Data section:
----

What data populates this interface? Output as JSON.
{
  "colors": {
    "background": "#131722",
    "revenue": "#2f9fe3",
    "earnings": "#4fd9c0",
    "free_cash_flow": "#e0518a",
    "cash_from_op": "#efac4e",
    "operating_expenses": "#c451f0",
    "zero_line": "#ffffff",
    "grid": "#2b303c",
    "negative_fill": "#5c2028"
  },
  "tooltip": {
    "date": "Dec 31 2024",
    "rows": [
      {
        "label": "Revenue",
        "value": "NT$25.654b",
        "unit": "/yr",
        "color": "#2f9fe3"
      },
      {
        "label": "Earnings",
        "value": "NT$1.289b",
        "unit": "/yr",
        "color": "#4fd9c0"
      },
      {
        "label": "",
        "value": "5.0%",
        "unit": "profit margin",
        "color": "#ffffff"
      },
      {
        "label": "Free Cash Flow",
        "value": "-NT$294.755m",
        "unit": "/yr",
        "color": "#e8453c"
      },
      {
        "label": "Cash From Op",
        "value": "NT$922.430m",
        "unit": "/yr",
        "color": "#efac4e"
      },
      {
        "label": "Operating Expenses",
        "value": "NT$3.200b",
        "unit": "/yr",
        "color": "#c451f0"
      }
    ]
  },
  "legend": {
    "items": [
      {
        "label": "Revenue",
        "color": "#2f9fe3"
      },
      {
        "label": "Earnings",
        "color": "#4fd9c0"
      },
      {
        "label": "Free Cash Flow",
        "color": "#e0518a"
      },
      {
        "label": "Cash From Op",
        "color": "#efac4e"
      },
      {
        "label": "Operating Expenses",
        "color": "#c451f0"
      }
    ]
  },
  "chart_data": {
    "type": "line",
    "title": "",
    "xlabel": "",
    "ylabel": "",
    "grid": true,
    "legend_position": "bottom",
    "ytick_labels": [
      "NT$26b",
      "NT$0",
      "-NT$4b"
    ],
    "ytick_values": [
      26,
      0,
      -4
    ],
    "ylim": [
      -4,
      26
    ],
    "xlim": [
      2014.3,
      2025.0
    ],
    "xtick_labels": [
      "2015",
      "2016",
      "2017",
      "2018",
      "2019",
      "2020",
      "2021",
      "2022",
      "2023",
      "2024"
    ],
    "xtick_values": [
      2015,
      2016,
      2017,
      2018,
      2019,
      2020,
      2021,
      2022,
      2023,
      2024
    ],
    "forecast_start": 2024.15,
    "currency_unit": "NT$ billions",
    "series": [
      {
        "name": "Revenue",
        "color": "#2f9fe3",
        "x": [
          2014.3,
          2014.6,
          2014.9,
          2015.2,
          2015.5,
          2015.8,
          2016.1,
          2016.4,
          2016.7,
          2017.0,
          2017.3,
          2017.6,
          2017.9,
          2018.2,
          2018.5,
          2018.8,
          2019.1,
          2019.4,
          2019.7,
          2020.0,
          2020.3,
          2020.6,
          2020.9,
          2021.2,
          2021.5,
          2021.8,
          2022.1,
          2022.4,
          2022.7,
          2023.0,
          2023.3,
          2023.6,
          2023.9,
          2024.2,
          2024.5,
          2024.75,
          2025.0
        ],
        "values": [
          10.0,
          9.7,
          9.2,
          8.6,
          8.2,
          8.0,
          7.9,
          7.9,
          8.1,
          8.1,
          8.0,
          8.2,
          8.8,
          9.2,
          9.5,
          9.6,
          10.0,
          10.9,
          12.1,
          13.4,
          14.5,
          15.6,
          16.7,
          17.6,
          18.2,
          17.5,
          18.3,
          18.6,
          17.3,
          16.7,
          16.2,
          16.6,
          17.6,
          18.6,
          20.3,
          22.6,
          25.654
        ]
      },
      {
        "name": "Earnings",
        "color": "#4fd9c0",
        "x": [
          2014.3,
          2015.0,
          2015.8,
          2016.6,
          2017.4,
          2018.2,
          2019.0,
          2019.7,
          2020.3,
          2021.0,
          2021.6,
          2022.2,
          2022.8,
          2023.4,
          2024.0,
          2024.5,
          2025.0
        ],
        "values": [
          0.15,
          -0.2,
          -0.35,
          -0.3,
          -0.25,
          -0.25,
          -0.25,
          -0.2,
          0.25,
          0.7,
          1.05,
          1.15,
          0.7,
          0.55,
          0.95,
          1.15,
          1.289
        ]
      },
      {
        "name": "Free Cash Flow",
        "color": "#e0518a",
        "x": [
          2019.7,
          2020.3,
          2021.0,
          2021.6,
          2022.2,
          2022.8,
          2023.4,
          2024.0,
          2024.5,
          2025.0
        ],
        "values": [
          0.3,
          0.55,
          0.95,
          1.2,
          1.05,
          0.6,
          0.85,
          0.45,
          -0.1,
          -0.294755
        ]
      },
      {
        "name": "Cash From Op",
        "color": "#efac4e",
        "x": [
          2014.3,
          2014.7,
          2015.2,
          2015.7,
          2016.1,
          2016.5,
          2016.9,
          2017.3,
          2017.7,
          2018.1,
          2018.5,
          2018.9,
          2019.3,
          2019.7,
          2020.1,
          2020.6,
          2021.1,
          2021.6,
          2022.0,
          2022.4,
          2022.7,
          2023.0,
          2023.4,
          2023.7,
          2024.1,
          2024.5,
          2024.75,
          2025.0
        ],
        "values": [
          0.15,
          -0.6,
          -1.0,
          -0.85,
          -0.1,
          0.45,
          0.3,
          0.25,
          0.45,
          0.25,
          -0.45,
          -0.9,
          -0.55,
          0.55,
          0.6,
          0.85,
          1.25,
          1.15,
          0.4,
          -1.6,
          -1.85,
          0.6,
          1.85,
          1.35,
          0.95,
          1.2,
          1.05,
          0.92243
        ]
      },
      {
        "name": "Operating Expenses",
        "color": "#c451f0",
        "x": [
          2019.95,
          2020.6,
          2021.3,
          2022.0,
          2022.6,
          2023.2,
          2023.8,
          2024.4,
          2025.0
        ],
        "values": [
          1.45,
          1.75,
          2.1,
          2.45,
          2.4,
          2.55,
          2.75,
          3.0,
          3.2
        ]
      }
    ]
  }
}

----

Task prompt:
Write an exact transcription of every entry above.

Reply:
What data populates this interface? Output as JSON.
{
  "colors": {
    "background": "#131722",
    "revenue": "#2f9fe3",
    "earnings": "#4fd9c0",
    "free_cash_flow": "#e0518a",
    "cash_from_op": "#efac4e",
    "operating_expenses": "#c451f0",
    "zero_line": "#ffffff",
    "grid": "#2b303c",
    "negative_fill": "#5c2028"
  },
  "tooltip": {
    "date": "Dec 31 2024",
    "rows": [
      {
        "label": "Revenue",
        "value": "NT$25.654b",
        "unit": "/yr",
        "color": "#2f9fe3"
      },
      {
        "label": "Earnings",
        "value": "NT$1.289b",
        "unit": "/yr",
        "color": "#4fd9c0"
      },
      {
        "label": "",
        "value": "5.0%",
        "unit": "profit margin",
        "color": "#ffffff"
      },
      {
        "label": "Free Cash Flow",
        "value": "-NT$294.755m",
        "unit": "/yr",
        "color": "#e8453c"
      },
      {
        "label": "Cash From Op",
        "value": "NT$922.430m",
        "unit": "/yr",
        "color": "#efac4e"
      },
      {
        "label": "Operating Expenses",
        "value": "NT$3.200b",
        "unit": "/yr",
        "color": "#c451f0"
      }
    ]
  },
  "legend": {
    "items": [
      {
        "label": "Revenue",
        "color": "#2f9fe3"
      },
      {
        "label": "Earnings",
        "color": "#4fd9c0"
      },
      {
        "label": "Free Cash Flow",
        "color": "#e0518a"
      },
      {
        "label": "Cash From Op",
        "color": "#efac4e"
      },
      {
        "label": "Operating Expenses",
        "color": "#c451f0"
      }
    ]
  },
  "chart_data": {
    "type": "line",
    "title": "",
    "xlabel": "",
    "ylabel": "",
    "grid": true,
    "legend_position": "bottom",
    "ytick_labels": [
      "NT$26b",
      "NT$0",
      "-NT$4b"
    ],
    "ytick_values": [
      26,
      0,
      -4
    ],
    "ylim": [
      -4,
      26
    ],
    "xlim": [
      2014.3,
      2025.0
    ],
    "xtick_labels": [
      "2015",
      "2016",
      "2017",
      "2018",
      "2019",
      "2020",
      "2021",
      "2022",
      "2023",
      "2024"
    ],
    "xtick_values": [
      2015,
      2016,
      2017,
      2018,
      2019,
      2020,
      2021,
      2022,
      2023,
      2024
    ],
    "forecast_start": 2024.15,
    "currency_unit": "NT$ billions",
    "series": [
      {
        "name": "Revenue",
        "color": "#2f9fe3",
        "x": [
          2014.3,
          2014.6,
          2014.9,
          2015.2,
          2015.5,
          2015.8,
          2016.1,
          2016.4,
          2016.7,
          2017.0,
          2017.3,
          2017.6,
          2017.9,
          2018.2,
          2018.5,
          2018.8,
          2019.1,
          2019.4,
          2019.7,
          2020.0,
          2020.3,
          2020.6,
          2020.9,
          2021.2,
          2021.5,
          2021.8,
          2022.1,
          2022.4,
          2022.7,
          2023.0,
          2023.3,
          2023.6,
          2023.9,
          2024.2,
          2024.5,
          2024.75,
          2025.0
        ],
        "values": [
          10.0,
          9.7,
          9.2,
          8.6,
          8.2,
          8.0,
          7.9,
          7.9,
          8.1,
          8.1,
          8.0,
          8.2,
          8.8,
          9.2,
          9.5,
          9.6,
          10.0,
          10.9,
          12.1,
          13.4,
          14.5,
          15.6,
          16.7,
          17.6,
          18.2,
          17.5,
          18.3,
          18.6,
          17.3,
          16.7,
          16.2,
          16.6,
          17.6,
          18.6,
          20.3,
          22.6,
          25.654
        ]
      },
      {
        "name": "Earnings",
        "color": "#4fd9c0",
        "x": [
          2014.3,
          2015.0,
          2015.8,
          2016.6,
          2017.4,
          2018.2,
          2019.0,
          2019.7,
          2020.3,
          2021.0,
          2021.6,
          2022.2,
          2022.8,
          2023.4,
          2024.0,
          2024.5,
          2025.0
        ],
        "values": [
          0.15,
          -0.2,
          -0.35,
          -0.3,
          -0.25,
          -0.25,
          -0.25,
          -0.2,
          0.25,
          0.7,
          1.05,
          1.15,
          0.7,
          0.55,
          0.95,
          1.15,
          1.289
        ]
      },
      {
        "name": "Free Cash Flow",
        "color": "#e0518a",
        "x": [
          2019.7,
          2020.3,
          2021.0,
          2021.6,
          2022.2,
          2022.8,
          2023.4,
          2024.0,
          2024.5,
          2025.0
        ],
        "values": [
          0.3,
          0.55,
          0.95,
          1.2,
          1.05,
          0.6,
          0.85,
          0.45,
          -0.1,
          -0.294755
        ]
      },
      {
        "name": "Cash From Op",
        "color": "#efac4e",
        "x": [
          2014.3,
          2014.7,
          2015.2,
          2015.7,
          2016.1,
          2016.5,
          2016.9,
          2017.3,
          2017.7,
          2018.1,
          2018.5,
          2018.9,
          2019.3,
          2019.7,
          2020.1,
          2020.6,
          2021.1,
          2021.6,
          2022.0,
          2022.4,
          2022.7,
          2023.0,
          2023.4,
          2023.7,
          2024.1,
          2024.5,
          2024.75,
          2025.0
        ],
        "values": [
          0.15,
          -0.6,
          -1.0,
          -0.85,
          -0.1,
          0.45,
          0.3,
          0.25,
          0.45,
          0.25,
          -0.45,
          -0.9,
          -0.55,
          0.55,
          0.6,
          0.85,
          1.25,
          1.15,
          0.4,
          -1.6,
          -1.85,
          0.6,
          1.85,
          1.35,
          0.95,
          1.2,
          1.05,
          0.92243
        ]
      },
      {
        "name": "Operating Expenses",
        "color": "#c451f0",
        "x": [
          2019.95,
          2020.6,
          2021.3,
          2022.0,
          2022.6,
          2023.2,
          2023.8,
          2024.4,
          2025.0
        ],
        "values": [
          1.45,
          1.75,
          2.1,
          2.45,
          2.4,
          2.55,
          2.75,
          3.0,
          3.2
        ]
      }
    ]
  }
}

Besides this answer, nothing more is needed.